[Objective] Set each entry down verbatim, omitting images.

[Records supplied]
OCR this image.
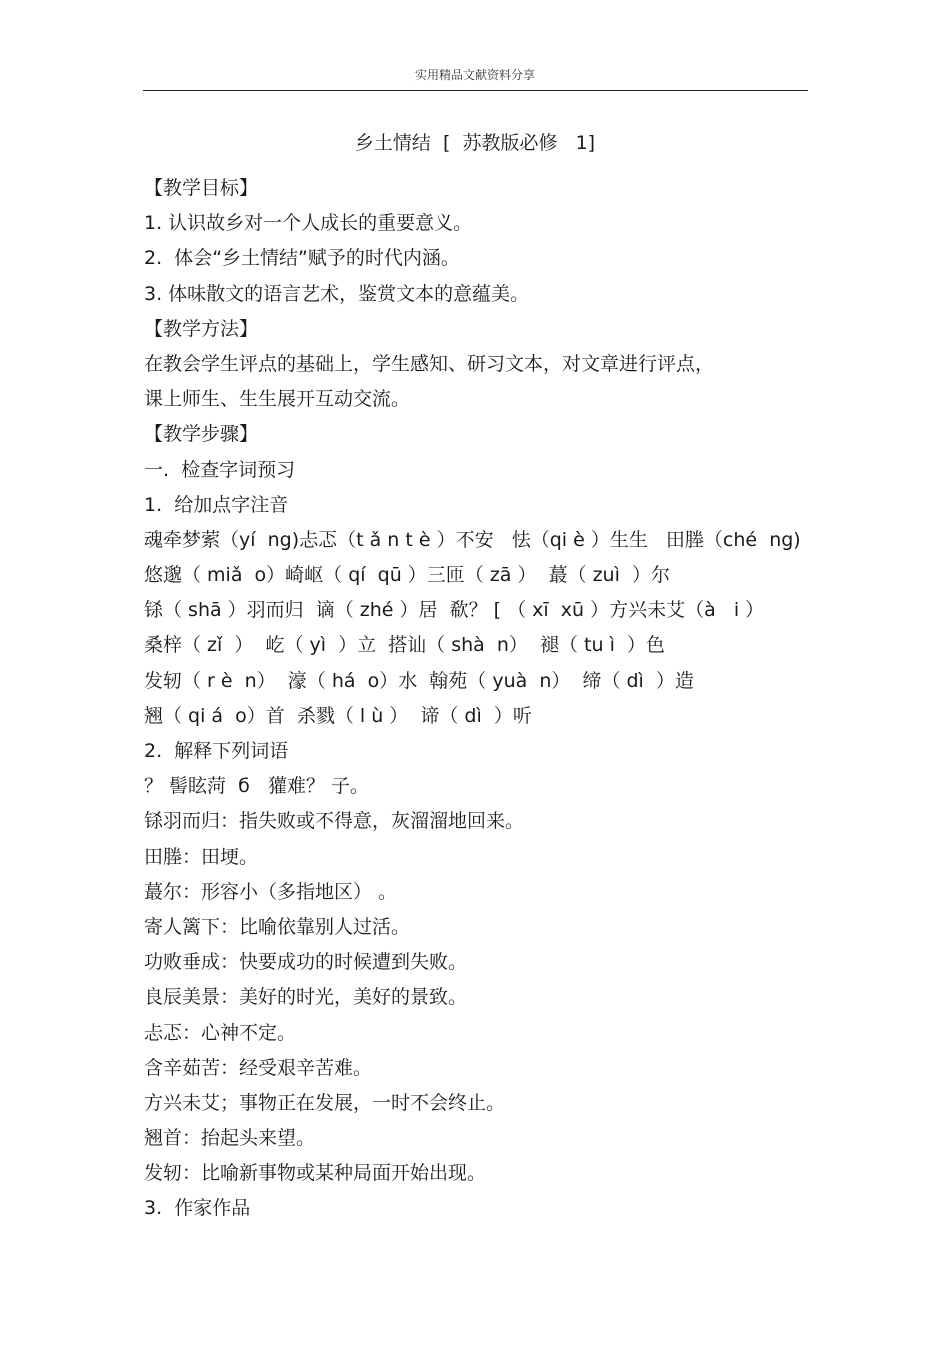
实用精品文献资料分享
乡土情结  [  苏教版必修   1]
【教学目标】
1. 认识故乡对一个人成长的重要意义。
2.  体会“乡土情结”赋予的时代内涵。
3. 体味散文的语言艺术，鉴赏文本的意蕴美。
【教学方法】
在教会学生评点的基础上，学生感知、研习文本，对文章进行评点，
课上师生、生生展开互动交流。
【教学步骤】
一.  检查字词预习
1.  给加点字注音
魂牵梦萦（yí  ng)忐忑（t ǎ n t è ）不安   怯（qi è ）生生   田塍（ché  ng)
悠邈（ miǎ  o）崎岖（ qí  qū ）三匝（ zā ）  蕞（ zuì  ）尔
铩（ shā ）羽而归  谪（ zhé ）居  欷？ [ （ xī  xū ）方兴未艾（à   i ）
桑梓（ zǐ  ）  屹（ yì  ）立  搭讪（ shà  n）  褪（ tu ì  ）色
发轫（ r è  n）  濠（ há  o）水  翰苑（ yuà  n）  缔（ dì  ）造
翘（ qi á  o）首  杀戮（ l ù ）  谛（ dì  ）听
2.  解释下列词语
？ 髻眩菏  б   獾难？ 子。
铩羽而归：指失败或不得意，灰溜溜地回来。
田塍：田埂。
蕞尔：形容小（多指地区） 。
寄人篱下：比喻依靠别人过活。
功败垂成：快要成功的时候遭到失败。
良辰美景：美好的时光，美好的景致。
忐忑：心神不定。
含辛茹苦：经受艰辛苦难。
方兴未艾；事物正在发展，一时不会终止。
翘首：抬起头来望。
发轫：比喻新事物或某种局面开始出现。
3.  作家作品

[Exercise output]
OCR this image.
实用精品文献资料分享
乡土情结  [  苏教版必修   1]
【教学目标】
1. 认识故乡对一个人成长的重要意义。
2.  体会“乡土情结”赋予的时代内涵。
3. 体味散文的语言艺术，鉴赏文本的意蕴美。
【教学方法】
在教会学生评点的基础上，学生感知、研习文本，对文章进行评点，
课上师生、生生展开互动交流。
【教学步骤】
一.  检查字词预习
1.  给加点字注音
魂牵梦萦（yí  ng)忐忑（t ǎ n t è ）不安   怯（qi è ）生生   田塍（ché  ng)
悠邈（ miǎ  o）崎岖（ qí  qū ）三匝（ zā ）  蕞（ zuì  ）尔
铩（ shā ）羽而归  谪（ zhé ）居  欷？ [ （ xī  xū ）方兴未艾（à   i ）
桑梓（ zǐ  ）  屹（ yì  ）立  搭讪（ shà  n）  褪（ tu ì  ）色
发轫（ r è  n）  濠（ há  o）水  翰苑（ yuà  n）  缔（ dì  ）造
翘（ qi á  o）首  杀戮（ l ù ）  谛（ dì  ）听
2.  解释下列词语
？ 髻眩菏  б   獾难？ 子。
铩羽而归：指失败或不得意，灰溜溜地回来。
田塍：田埂。
蕞尔：形容小（多指地区） 。
寄人篱下：比喻依靠别人过活。
功败垂成：快要成功的时候遭到失败。
良辰美景：美好的时光，美好的景致。
忐忑：心神不定。
含辛茹苦：经受艰辛苦难。
方兴未艾；事物正在发展，一时不会终止。
翘首：抬起头来望。
发轫：比喻新事物或某种局面开始出现。
3.  作家作品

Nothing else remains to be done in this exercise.